**What the exercise asks**
Copy out, from the data, each line containing the string "germ".

**The data**
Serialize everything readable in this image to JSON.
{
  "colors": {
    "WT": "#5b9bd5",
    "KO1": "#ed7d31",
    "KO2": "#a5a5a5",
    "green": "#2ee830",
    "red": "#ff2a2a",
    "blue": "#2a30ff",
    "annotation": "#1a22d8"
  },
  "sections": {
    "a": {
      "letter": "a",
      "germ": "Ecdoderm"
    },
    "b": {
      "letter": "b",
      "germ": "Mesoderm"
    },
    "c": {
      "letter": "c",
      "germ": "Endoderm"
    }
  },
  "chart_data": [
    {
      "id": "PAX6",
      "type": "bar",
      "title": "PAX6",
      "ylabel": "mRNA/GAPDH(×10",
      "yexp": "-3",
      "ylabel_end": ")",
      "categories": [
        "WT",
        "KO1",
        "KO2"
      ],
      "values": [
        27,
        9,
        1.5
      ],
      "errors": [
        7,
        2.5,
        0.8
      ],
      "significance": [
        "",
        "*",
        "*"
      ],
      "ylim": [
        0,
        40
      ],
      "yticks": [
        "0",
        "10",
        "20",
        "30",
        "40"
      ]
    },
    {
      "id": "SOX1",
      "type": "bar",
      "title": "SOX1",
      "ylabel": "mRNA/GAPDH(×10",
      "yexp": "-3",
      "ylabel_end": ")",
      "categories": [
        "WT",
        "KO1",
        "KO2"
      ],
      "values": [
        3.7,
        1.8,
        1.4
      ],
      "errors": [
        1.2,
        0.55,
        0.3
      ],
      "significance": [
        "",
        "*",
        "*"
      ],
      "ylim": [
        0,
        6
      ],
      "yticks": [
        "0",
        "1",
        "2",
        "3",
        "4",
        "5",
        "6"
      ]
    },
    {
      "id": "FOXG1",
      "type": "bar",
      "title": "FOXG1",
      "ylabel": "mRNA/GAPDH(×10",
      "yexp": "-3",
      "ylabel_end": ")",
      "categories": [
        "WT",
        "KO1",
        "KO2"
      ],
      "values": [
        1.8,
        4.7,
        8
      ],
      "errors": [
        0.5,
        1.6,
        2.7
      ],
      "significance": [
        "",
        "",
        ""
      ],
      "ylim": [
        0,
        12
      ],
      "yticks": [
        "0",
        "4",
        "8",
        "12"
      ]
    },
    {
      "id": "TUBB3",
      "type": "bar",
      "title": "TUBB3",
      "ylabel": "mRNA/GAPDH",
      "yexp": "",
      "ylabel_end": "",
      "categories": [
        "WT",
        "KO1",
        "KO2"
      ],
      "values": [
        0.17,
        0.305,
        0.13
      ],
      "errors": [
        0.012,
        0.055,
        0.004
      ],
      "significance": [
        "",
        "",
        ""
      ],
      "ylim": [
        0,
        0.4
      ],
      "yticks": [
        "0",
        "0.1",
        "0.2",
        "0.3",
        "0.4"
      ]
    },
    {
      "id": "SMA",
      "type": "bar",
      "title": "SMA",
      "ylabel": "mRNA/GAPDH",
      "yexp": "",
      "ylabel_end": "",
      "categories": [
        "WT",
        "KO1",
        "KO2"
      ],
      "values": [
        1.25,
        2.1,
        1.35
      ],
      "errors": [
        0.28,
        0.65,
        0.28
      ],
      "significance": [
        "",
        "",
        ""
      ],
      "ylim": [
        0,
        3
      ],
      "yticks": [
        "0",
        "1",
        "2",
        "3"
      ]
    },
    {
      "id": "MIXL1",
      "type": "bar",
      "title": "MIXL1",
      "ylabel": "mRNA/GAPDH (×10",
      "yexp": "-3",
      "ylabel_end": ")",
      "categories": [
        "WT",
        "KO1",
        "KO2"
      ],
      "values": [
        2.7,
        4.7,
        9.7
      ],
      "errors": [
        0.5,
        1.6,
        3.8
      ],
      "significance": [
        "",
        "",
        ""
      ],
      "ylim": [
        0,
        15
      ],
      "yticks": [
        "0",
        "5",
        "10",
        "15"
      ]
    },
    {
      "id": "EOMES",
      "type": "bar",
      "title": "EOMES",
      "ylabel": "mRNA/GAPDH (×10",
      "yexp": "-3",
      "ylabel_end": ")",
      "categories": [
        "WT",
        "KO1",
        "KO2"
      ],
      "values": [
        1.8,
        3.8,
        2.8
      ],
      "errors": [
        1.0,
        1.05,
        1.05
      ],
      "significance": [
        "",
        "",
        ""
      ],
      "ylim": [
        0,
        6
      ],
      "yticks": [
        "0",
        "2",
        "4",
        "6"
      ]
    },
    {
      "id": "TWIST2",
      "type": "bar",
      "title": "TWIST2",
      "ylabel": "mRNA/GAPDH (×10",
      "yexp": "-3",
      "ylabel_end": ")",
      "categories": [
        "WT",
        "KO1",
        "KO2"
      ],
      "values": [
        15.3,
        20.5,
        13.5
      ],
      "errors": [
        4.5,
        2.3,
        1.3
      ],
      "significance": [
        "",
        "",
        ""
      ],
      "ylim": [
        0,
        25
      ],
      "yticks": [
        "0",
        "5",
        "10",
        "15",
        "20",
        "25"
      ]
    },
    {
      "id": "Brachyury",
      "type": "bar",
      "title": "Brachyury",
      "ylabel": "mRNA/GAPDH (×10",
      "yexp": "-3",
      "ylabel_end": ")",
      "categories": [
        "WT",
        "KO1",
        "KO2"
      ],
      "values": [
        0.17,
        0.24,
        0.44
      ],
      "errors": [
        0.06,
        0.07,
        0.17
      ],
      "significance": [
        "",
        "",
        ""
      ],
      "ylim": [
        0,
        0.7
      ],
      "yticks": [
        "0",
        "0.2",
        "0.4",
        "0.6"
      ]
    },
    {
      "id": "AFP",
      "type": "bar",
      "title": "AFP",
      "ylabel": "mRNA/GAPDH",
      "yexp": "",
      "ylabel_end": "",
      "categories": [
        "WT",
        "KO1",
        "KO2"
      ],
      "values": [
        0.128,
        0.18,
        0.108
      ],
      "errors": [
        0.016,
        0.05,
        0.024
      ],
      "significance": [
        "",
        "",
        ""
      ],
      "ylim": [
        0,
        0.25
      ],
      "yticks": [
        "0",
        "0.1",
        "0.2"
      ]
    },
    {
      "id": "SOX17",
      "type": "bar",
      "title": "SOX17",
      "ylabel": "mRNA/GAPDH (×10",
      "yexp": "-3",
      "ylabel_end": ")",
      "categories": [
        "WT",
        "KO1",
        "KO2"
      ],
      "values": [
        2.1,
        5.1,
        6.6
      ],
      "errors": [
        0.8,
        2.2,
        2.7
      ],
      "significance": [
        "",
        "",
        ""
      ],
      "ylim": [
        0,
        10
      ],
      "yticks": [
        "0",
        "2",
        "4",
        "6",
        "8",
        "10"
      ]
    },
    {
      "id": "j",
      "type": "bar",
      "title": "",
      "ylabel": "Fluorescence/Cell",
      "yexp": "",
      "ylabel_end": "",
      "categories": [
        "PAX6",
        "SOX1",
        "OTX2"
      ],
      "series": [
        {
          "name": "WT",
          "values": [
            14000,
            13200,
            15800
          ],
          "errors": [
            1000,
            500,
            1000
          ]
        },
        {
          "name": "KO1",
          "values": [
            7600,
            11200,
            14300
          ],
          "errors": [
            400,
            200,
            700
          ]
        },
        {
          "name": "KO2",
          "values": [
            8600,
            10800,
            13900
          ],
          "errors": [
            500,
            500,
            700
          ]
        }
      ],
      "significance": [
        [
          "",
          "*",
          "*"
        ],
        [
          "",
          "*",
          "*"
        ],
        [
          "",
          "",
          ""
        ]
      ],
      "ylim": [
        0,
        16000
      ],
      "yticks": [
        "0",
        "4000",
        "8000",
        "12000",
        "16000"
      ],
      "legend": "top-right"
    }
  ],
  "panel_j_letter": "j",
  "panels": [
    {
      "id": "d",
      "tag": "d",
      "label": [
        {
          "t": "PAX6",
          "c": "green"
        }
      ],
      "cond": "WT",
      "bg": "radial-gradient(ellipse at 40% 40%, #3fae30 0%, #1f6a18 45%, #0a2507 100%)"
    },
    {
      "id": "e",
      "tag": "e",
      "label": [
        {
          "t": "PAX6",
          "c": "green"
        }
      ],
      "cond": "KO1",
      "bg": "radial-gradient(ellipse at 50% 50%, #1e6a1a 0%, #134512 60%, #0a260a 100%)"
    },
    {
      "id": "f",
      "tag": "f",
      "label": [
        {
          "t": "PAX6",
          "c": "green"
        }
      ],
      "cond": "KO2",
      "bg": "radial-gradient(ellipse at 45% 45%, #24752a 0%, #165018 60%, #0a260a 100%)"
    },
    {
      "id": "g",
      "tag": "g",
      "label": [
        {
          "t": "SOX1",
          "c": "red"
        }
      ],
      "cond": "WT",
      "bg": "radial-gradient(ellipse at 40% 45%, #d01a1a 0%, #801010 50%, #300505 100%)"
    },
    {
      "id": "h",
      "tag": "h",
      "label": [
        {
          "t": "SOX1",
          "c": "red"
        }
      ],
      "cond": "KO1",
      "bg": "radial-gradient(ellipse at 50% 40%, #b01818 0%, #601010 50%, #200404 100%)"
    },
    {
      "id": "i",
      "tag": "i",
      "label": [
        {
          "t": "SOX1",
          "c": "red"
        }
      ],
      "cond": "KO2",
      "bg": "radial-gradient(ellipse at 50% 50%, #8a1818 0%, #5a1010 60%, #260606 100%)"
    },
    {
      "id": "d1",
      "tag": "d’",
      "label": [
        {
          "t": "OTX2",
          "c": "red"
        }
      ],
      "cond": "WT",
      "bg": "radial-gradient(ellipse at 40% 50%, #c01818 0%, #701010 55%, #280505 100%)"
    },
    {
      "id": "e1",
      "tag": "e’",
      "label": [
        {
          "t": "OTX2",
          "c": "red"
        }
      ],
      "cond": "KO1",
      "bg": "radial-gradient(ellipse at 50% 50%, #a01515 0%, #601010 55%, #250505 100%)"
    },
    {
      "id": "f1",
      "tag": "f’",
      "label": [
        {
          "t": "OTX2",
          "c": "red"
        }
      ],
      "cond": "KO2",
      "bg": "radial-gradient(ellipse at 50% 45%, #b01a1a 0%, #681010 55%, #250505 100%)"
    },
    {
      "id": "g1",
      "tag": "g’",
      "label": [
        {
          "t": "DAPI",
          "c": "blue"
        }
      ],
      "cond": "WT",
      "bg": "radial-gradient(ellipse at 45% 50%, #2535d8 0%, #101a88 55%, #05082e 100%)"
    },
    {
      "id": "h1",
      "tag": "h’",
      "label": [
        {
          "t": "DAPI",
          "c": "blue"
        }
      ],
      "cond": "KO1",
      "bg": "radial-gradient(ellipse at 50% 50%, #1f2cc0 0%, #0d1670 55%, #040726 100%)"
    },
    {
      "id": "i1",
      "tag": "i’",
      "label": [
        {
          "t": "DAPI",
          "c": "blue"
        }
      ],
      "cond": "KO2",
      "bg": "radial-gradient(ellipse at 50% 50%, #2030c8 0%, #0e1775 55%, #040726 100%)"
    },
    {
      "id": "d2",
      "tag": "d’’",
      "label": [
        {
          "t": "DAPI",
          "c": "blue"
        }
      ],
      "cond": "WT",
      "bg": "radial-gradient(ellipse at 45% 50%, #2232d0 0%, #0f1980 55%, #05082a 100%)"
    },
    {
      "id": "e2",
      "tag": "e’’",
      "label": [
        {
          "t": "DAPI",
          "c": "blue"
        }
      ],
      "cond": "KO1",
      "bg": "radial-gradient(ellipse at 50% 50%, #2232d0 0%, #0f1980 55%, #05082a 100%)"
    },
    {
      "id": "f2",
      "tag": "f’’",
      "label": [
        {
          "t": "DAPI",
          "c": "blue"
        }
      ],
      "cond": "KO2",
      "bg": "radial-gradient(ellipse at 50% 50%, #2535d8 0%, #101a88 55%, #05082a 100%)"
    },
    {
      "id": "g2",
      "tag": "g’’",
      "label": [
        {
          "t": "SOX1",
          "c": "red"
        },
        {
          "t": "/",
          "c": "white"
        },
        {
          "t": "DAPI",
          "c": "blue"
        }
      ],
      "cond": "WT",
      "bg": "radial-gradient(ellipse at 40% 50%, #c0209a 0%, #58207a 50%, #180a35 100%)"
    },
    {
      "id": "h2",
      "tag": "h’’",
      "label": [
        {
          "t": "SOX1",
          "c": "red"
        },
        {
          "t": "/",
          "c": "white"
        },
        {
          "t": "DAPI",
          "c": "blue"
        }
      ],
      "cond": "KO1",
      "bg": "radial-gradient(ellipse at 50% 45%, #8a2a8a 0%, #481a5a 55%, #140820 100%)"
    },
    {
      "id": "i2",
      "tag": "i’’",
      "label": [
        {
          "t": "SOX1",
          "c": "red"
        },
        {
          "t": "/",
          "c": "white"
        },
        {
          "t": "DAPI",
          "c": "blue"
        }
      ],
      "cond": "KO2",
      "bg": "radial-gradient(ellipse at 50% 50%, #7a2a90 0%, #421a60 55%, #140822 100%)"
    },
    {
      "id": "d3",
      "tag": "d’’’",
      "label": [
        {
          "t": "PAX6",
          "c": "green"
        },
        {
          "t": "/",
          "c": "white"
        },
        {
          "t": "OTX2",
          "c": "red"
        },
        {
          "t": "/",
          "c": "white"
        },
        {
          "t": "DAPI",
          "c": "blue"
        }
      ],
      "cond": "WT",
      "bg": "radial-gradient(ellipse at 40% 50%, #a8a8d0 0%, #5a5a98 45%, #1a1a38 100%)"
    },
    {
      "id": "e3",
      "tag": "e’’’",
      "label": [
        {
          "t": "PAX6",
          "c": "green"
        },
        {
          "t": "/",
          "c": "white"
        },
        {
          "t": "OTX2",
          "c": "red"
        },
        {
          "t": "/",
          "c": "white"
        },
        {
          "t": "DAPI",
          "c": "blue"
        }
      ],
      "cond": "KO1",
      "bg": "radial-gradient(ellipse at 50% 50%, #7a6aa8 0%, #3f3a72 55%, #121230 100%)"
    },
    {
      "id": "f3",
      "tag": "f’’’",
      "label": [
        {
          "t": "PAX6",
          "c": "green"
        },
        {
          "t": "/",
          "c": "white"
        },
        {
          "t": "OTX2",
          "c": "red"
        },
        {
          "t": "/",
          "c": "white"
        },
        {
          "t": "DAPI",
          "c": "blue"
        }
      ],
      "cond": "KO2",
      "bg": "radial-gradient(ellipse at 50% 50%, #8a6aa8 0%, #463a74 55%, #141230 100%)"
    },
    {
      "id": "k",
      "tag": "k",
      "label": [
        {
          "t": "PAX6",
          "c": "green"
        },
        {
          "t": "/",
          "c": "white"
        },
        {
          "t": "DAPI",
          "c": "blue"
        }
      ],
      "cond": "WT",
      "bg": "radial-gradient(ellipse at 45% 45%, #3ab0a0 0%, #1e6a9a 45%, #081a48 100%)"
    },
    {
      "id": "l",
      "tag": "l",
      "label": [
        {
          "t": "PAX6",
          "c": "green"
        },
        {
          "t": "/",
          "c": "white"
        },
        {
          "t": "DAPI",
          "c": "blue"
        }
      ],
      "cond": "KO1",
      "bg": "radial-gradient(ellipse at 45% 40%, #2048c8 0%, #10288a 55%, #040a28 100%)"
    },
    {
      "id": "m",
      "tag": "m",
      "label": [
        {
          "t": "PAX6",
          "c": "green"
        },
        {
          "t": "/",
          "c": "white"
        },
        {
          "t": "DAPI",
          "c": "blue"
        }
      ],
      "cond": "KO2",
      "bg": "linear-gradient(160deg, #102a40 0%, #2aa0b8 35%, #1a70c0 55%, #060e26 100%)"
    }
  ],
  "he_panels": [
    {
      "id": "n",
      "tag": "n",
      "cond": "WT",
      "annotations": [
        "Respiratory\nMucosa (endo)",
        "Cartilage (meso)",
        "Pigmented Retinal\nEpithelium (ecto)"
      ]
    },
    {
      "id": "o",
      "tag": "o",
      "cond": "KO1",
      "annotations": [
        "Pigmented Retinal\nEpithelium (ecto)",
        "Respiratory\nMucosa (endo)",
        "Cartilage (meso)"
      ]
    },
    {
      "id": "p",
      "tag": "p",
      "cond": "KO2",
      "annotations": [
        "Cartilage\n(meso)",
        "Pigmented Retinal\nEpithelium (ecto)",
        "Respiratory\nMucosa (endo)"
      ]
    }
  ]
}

**Response to this task**
      "germ": "Ecdoderm"
      "germ": "Mesoderm"
      "germ": "Endoderm"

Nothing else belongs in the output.